- _Record list_:
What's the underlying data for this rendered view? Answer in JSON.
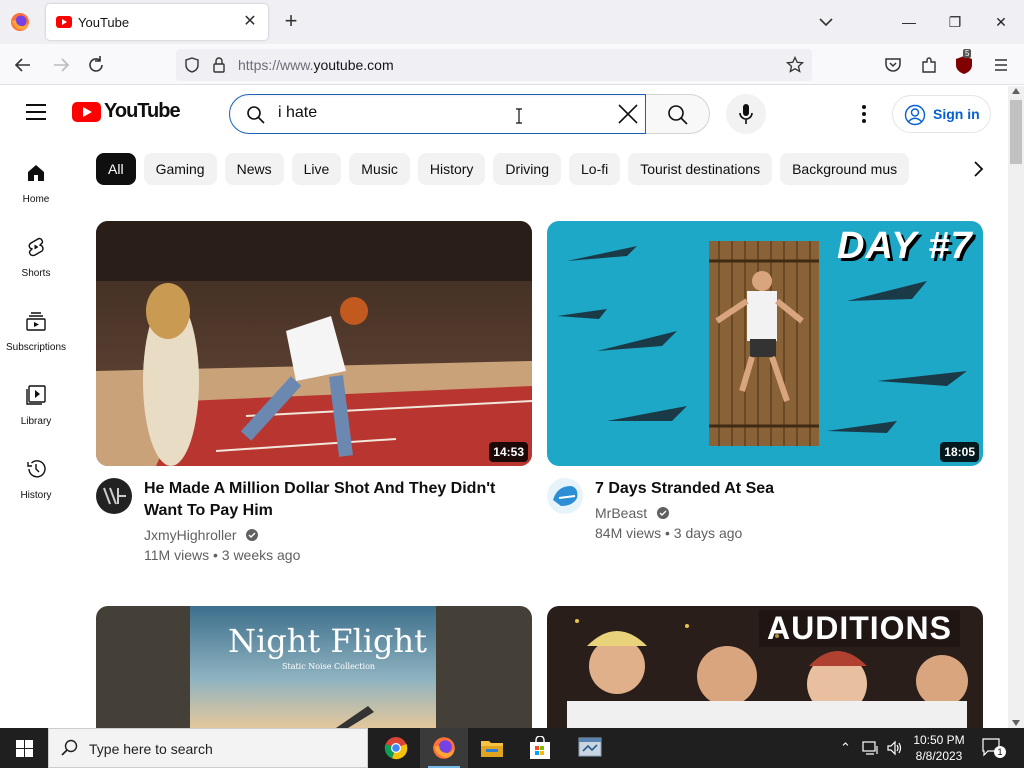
{
  "browser": {
    "tab_title": "YouTube",
    "url_prefix": "https://www.",
    "url_domain": "youtube.com",
    "extension_badge": "5"
  },
  "youtube": {
    "logo_text": "YouTube",
    "search_value": "i hate",
    "sign_in_label": "Sign in"
  },
  "sidebar": {
    "items": [
      {
        "label": "Home"
      },
      {
        "label": "Shorts"
      },
      {
        "label": "Subscriptions"
      },
      {
        "label": "Library"
      },
      {
        "label": "History"
      }
    ]
  },
  "chips": [
    "All",
    "Gaming",
    "News",
    "Live",
    "Music",
    "History",
    "Driving",
    "Lo-fi",
    "Tourist destinations",
    "Background mus"
  ],
  "videos": [
    {
      "title": "He Made A Million Dollar Shot And They Didn't Want To Pay Him",
      "channel": "JxmyHighroller",
      "meta": "11M views • 3 weeks ago",
      "duration": "14:53"
    },
    {
      "title": "7 Days Stranded At Sea",
      "channel": "MrBeast",
      "meta": "84M views • 3 days ago",
      "duration": "18:05",
      "thumb_overlay": "DAY #7"
    },
    {
      "thumb_title": "Night Flight",
      "thumb_subtitle": "Static Noise Collection"
    },
    {
      "thumb_overlay": "AUDITIONS"
    }
  ],
  "taskbar": {
    "search_placeholder": "Type here to search",
    "time": "10:50 PM",
    "date": "8/8/2023",
    "notification_count": "1"
  },
  "colors": {
    "yt_red": "#ff0000",
    "link_blue": "#065fd4",
    "search_focus": "#1c62b9"
  }
}
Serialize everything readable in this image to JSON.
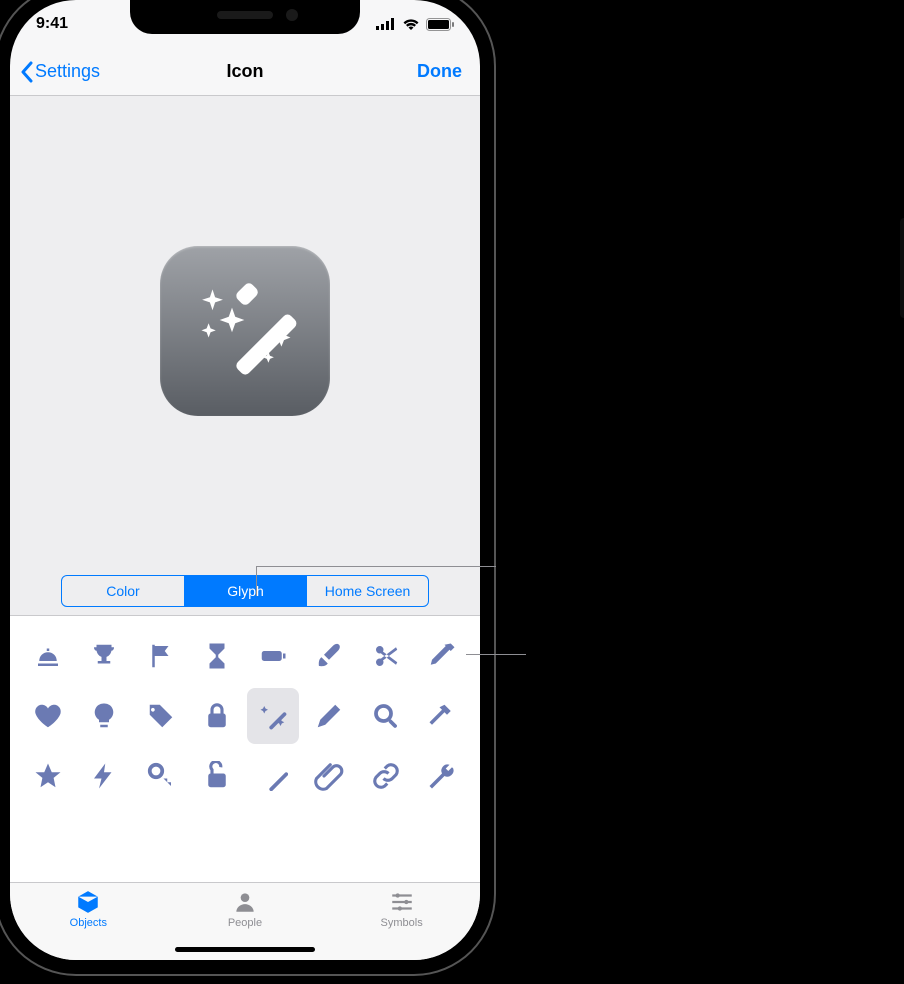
{
  "status": {
    "time": "9:41"
  },
  "nav": {
    "back": "Settings",
    "title": "Icon",
    "done": "Done"
  },
  "segments": {
    "color": "Color",
    "glyph": "Glyph",
    "home": "Home Screen"
  },
  "preview": {
    "glyph": "wand-sparkles"
  },
  "glyphs": [
    [
      "bell-service",
      "trophy",
      "flag",
      "hourglass",
      "battery",
      "paintbrush",
      "scissors",
      "eyedropper"
    ],
    [
      "heart",
      "lightbulb",
      "tag",
      "lock",
      "wand-sparkles",
      "pencil",
      "magnifier",
      "hammer"
    ],
    [
      "star",
      "bolt",
      "key",
      "lock-open",
      "wand",
      "paperclip",
      "link",
      "wrench"
    ]
  ],
  "selected_glyph": "wand-sparkles",
  "tabs": {
    "objects": "Objects",
    "people": "People",
    "symbols": "Symbols"
  }
}
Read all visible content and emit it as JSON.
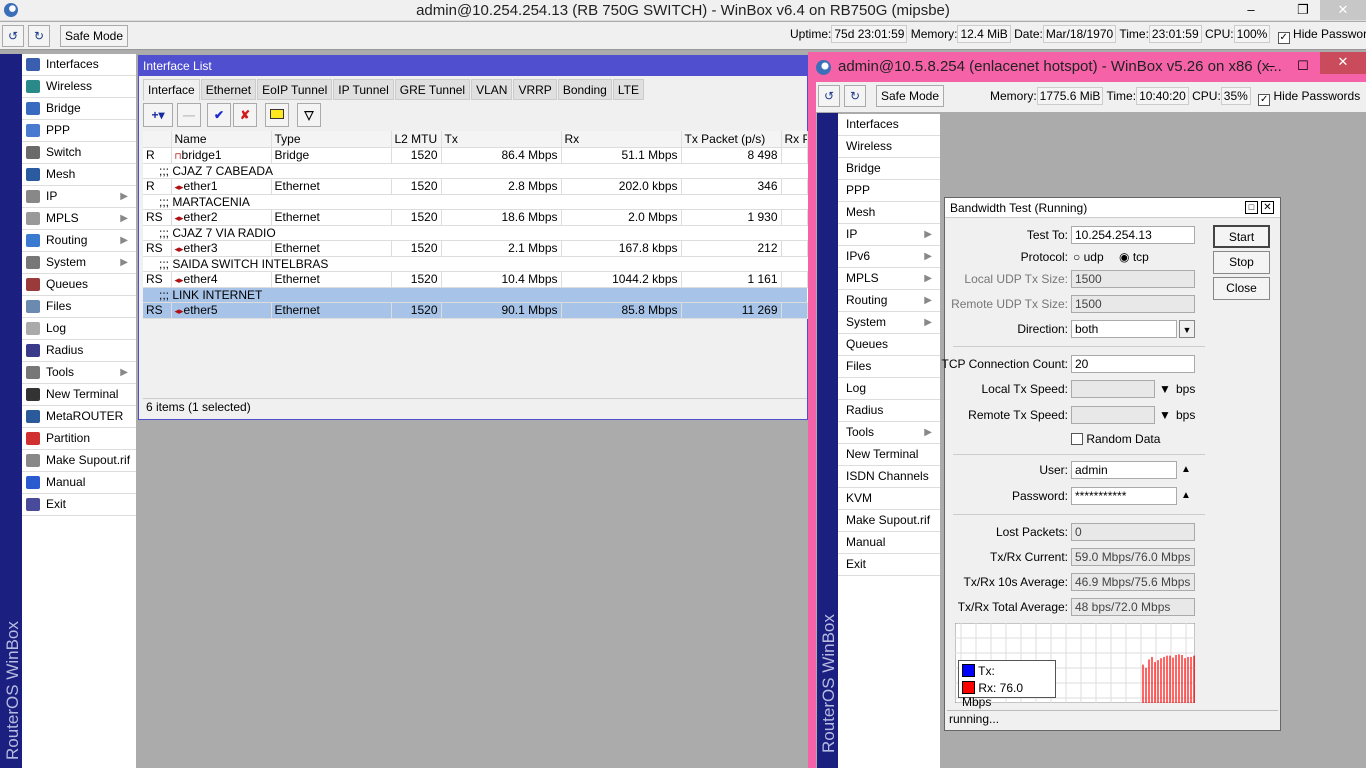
{
  "main_window": {
    "title": "admin@10.254.254.13 (RB 750G SWITCH) - WinBox v6.4 on RB750G (mipsbe)",
    "safe_mode": "Safe Mode",
    "status": {
      "uptime_label": "Uptime:",
      "uptime": "75d 23:01:59",
      "memory_label": "Memory:",
      "memory": "12.4 MiB",
      "date_label": "Date:",
      "date": "Mar/18/1970",
      "time_label": "Time:",
      "time": "23:01:59",
      "cpu_label": "CPU:",
      "cpu": "100%",
      "hide_passwords": "Hide Passwords"
    },
    "brand": "RouterOS WinBox",
    "menu": [
      "Interfaces",
      "Wireless",
      "Bridge",
      "PPP",
      "Switch",
      "Mesh",
      "IP",
      "MPLS",
      "Routing",
      "System",
      "Queues",
      "Files",
      "Log",
      "Radius",
      "Tools",
      "New Terminal",
      "MetaROUTER",
      "Partition",
      "Make Supout.rif",
      "Manual",
      "Exit"
    ]
  },
  "interface_list": {
    "title": "Interface List",
    "tabs": [
      "Interface",
      "Ethernet",
      "EoIP Tunnel",
      "IP Tunnel",
      "GRE Tunnel",
      "VLAN",
      "VRRP",
      "Bonding",
      "LTE"
    ],
    "columns": [
      "",
      "Name",
      "Type",
      "L2 MTU",
      "Tx",
      "Rx",
      "Tx Packet (p/s)",
      "Rx Pa"
    ],
    "rows": [
      {
        "flags": "R",
        "name": "bridge1",
        "type": "Bridge",
        "mtu": "1520",
        "tx": "86.4 Mbps",
        "rx": "51.1 Mbps",
        "txp": "8 498"
      },
      {
        "comment": ";;; CJAZ 7 CABEADA"
      },
      {
        "flags": "R",
        "name": "ether1",
        "type": "Ethernet",
        "mtu": "1520",
        "tx": "2.8 Mbps",
        "rx": "202.0 kbps",
        "txp": "346"
      },
      {
        "comment": ";;; MARTACENIA"
      },
      {
        "flags": "RS",
        "name": "ether2",
        "type": "Ethernet",
        "mtu": "1520",
        "tx": "18.6 Mbps",
        "rx": "2.0 Mbps",
        "txp": "1 930"
      },
      {
        "comment": ";;; CJAZ 7 VIA RADIO"
      },
      {
        "flags": "RS",
        "name": "ether3",
        "type": "Ethernet",
        "mtu": "1520",
        "tx": "2.1 Mbps",
        "rx": "167.8 kbps",
        "txp": "212"
      },
      {
        "comment": ";;; SAIDA SWITCH INTELBRAS"
      },
      {
        "flags": "RS",
        "name": "ether4",
        "type": "Ethernet",
        "mtu": "1520",
        "tx": "10.4 Mbps",
        "rx": "1044.2 kbps",
        "txp": "1 161"
      },
      {
        "comment": ";;; LINK INTERNET",
        "selected": true
      },
      {
        "flags": "RS",
        "name": "ether5",
        "type": "Ethernet",
        "mtu": "1520",
        "tx": "90.1 Mbps",
        "rx": "85.8 Mbps",
        "txp": "11 269",
        "selected": true
      }
    ],
    "status": "6 items (1 selected)"
  },
  "second_window": {
    "title": "admin@10.5.8.254 (enlacenet hotspot) - WinBox v5.26 on x86 (x...",
    "safe_mode": "Safe Mode",
    "status": {
      "memory_label": "Memory:",
      "memory": "1775.6 MiB",
      "time_label": "Time:",
      "time": "10:40:20",
      "cpu_label": "CPU:",
      "cpu": "35%",
      "hide_passwords": "Hide Passwords"
    },
    "brand": "RouterOS WinBox",
    "menu": [
      "Interfaces",
      "Wireless",
      "Bridge",
      "PPP",
      "Mesh",
      "IP",
      "IPv6",
      "MPLS",
      "Routing",
      "System",
      "Queues",
      "Files",
      "Log",
      "Radius",
      "Tools",
      "New Terminal",
      "ISDN Channels",
      "KVM",
      "Make Supout.rif",
      "Manual",
      "Exit"
    ]
  },
  "bandwidth_test": {
    "title": "Bandwidth Test (Running)",
    "test_to_label": "Test To:",
    "test_to": "10.254.254.13",
    "protocol_label": "Protocol:",
    "udp": "udp",
    "tcp": "tcp",
    "protocol": "tcp",
    "local_udp_label": "Local UDP Tx Size:",
    "local_udp": "1500",
    "remote_udp_label": "Remote UDP Tx Size:",
    "remote_udp": "1500",
    "direction_label": "Direction:",
    "direction": "both",
    "tcp_count_label": "TCP Connection Count:",
    "tcp_count": "20",
    "local_speed_label": "Local Tx Speed:",
    "remote_speed_label": "Remote Tx Speed:",
    "bps": "bps",
    "random_data": "Random Data",
    "user_label": "User:",
    "user": "admin",
    "password_label": "Password:",
    "password": "***********",
    "lost_label": "Lost Packets:",
    "lost": "0",
    "current_label": "Tx/Rx Current:",
    "current": "59.0 Mbps/76.0 Mbps",
    "avg10_label": "Tx/Rx 10s Average:",
    "avg10": "46.9 Mbps/75.6 Mbps",
    "total_label": "Tx/Rx Total Average:",
    "total": "48 bps/72.0 Mbps",
    "start": "Start",
    "stop": "Stop",
    "close": "Close",
    "legend_tx": "Tx:",
    "legend_rx": "Rx:  76.0 Mbps",
    "rx_bars": [
      60,
      55,
      68,
      72,
      64,
      67,
      70,
      72,
      74,
      74,
      71,
      75,
      76,
      75,
      70,
      72,
      72,
      74
    ],
    "colors": {
      "tx": "#0000ff",
      "rx": "#ff0000"
    },
    "status": "running..."
  }
}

- _Work required_:
Select from the material above each line in which the string "views" appears, and list those lines.

- _The output_:
      "meta": "11M views • 3 weeks ago",
      "meta": "84M views • 3 days ago",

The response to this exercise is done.